- Extrait choisi
+++

LES FOURBERIES DE SCAPIN à la COMÉDIE FRANÇAISE
L'instant théâtre
Magnifique spectacle. Re-découverte d’une pièce fabulaeuse, d’une langue supersonique, multiccolore, affûtée, d’un humour féroce et bienveillant à la fois, pièce d’une modernité aveuglante, des dialogues à la Audiard !
Passons sur le décor lugubre, qui ne nous laisse qu’entrevoir vaguement un port, des objets, des échafaudages, des accessoires habituels des ports, tout cela plongé dans le noir.
Les comédiens sont éclairés par des spots comme les tableaux d’une exposition. Un beau décor détournerait-il l’attention des intrigues qui font l’intérêt de la pièce ?
Mais qu’importe, lesdits comédiens sont éblouissants. Après quatre mois de représentations, l’énergie qui se dégage de leurs personnages est la même qu’au premier jour, fraîche et joyeuse.
Remarquable : ils « jouent ensemble », comme si les scènes s’enchaînaient spontanément, comme s’ils n’avaient pas répété chacune d’elles longuement, séparément... C’est une particularité de la troupe du Français, cette homogénéité dans le jeu des acteurs.
Mais parlons de Scapin. On sent que Podalydès a misé sur lui comme sur un lingot d’or. Le jeune homme est doué, il a en lui toutes les facettes d’un talent à maîtriser, car il peut devenir foutraque. Ce qu’il donne, dans ce rôle exorbitant, est irrracontable. C’est un Scapin survolté, surmultiplié, dansant, mutin, vénal, rusé, personnage odieux mais qui doit impérativement rester sympathique – un pari gagné haut la main par Benjamin Lavernhe .
N’en fait-il pas un peu trop ? J’ai eu par moment l’impression d’avoir quitté le théâtre pour assister à un one man show... Mais c’est que j’avais en tête le souvenir d’un autre Scapin, tout aussi bluffant mais avec une sensibilité qui rendait le personnage touchant. Vus lirez plus loin de qui il s’agit.
Ici, autour de Scapin, des collègues à la hauteur. Toujours pareil : l’homogénéité d’une troupe aux talents solidaires, capables de tout jouer, du premier rôle au second couteau, avec la même technique et la même intériorité.
Les costumes sont de Christian Lacroix – suprême raffinement ! Avec juste ce qu’il faut de rappel de l’époque, sans masquer le naturel, pour des personnages très « physiques » et finalement terriblement modernes ...
Maintenant, parlons de Zerbinette. Et si je m’ attarde quelque peu sur le sujet, c’est que j’ai eu la chance de jouer ce rôle très casse-gueule, sous la direction d’un jeune metteur en scène, Jean-Louis Thamin. Celui-ci venait de se distinguer à la Comédie Française dans sa mise en scène des Précieuses Ridicules.

+++

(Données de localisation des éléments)
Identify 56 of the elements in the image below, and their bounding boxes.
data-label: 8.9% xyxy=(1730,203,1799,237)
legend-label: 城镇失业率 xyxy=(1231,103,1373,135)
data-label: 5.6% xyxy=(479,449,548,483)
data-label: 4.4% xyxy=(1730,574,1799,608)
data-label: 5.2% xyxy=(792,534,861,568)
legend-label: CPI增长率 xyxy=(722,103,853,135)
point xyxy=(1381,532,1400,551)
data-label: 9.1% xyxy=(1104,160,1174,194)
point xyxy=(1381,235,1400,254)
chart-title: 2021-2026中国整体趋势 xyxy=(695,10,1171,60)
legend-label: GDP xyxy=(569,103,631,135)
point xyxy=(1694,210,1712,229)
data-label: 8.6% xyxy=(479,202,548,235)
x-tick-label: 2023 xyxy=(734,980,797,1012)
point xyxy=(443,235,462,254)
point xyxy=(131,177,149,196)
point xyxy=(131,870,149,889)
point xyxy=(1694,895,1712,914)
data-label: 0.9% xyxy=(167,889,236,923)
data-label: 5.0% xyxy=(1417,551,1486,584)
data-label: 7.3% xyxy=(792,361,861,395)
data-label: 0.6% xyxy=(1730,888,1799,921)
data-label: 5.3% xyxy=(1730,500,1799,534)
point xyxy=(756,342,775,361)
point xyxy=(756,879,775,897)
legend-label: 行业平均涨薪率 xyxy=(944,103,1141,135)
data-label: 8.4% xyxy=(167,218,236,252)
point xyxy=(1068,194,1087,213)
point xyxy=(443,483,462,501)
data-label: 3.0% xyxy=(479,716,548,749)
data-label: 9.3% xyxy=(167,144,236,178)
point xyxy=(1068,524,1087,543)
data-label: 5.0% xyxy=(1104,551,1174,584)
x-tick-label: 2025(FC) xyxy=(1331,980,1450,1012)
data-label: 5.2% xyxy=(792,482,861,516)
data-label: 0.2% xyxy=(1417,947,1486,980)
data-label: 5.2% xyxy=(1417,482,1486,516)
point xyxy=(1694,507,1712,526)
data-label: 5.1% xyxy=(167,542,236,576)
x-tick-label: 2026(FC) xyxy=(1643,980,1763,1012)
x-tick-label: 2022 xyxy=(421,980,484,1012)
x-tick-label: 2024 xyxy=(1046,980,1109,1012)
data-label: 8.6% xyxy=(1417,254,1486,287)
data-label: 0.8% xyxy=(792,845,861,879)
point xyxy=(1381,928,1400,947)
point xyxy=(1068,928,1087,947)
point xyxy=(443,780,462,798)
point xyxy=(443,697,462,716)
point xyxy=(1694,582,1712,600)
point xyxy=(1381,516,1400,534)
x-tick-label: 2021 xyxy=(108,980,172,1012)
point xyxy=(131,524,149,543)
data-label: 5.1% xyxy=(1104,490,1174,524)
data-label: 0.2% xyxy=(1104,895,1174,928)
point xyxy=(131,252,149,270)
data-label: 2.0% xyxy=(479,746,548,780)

+++

- Exercices
a – Pour chacune des affirmations suivantes, indiquez par oui ou par non si elle concorde avec la critique des Fourberies de Scapin, puis citez textuellement les mots qui tranchent : (i) les costumes sont signés Christian Lacroix ; (ii) le décor laisse distinguer nettement un port ; (iii) après quatre mois de représentations, l'énergie des comédiens a faibli.
b – Reproduisez fidèlement le passage de la critique des Fourberies de Scapin qui va de « LES FOURBERIES DE » à « dans le noir. ».

- Réponses dans l'ordre
a –
(i) Oui : « Les costumes sont de Christian Lacroix »
(ii) Non : « ne nous laisse qu’entrevoir vaguement un port »
(iii) Non : « l’énergie qui se dégage de leurs personnages est la même qu’au premier jour »

b –
LES FOURBERIES DE SCAPIN à la COMÉDIE FRANÇAISE
L'instant théâtre
Magnifique spectacle. Re-découverte d’une pièce fabulaeuse, d’une langue supersonique, multiccolore, affûtée, d’un humour féroce et bienveillant à la fois, pièce d’une modernité aveuglante, des dialogues à la Audiard !
Passons sur le décor lugubre, qui ne nous laisse qu’entrevoir vaguement un port, des objets, des échafaudages, des accessoires habituels des ports, tout cela plongé dans le noir.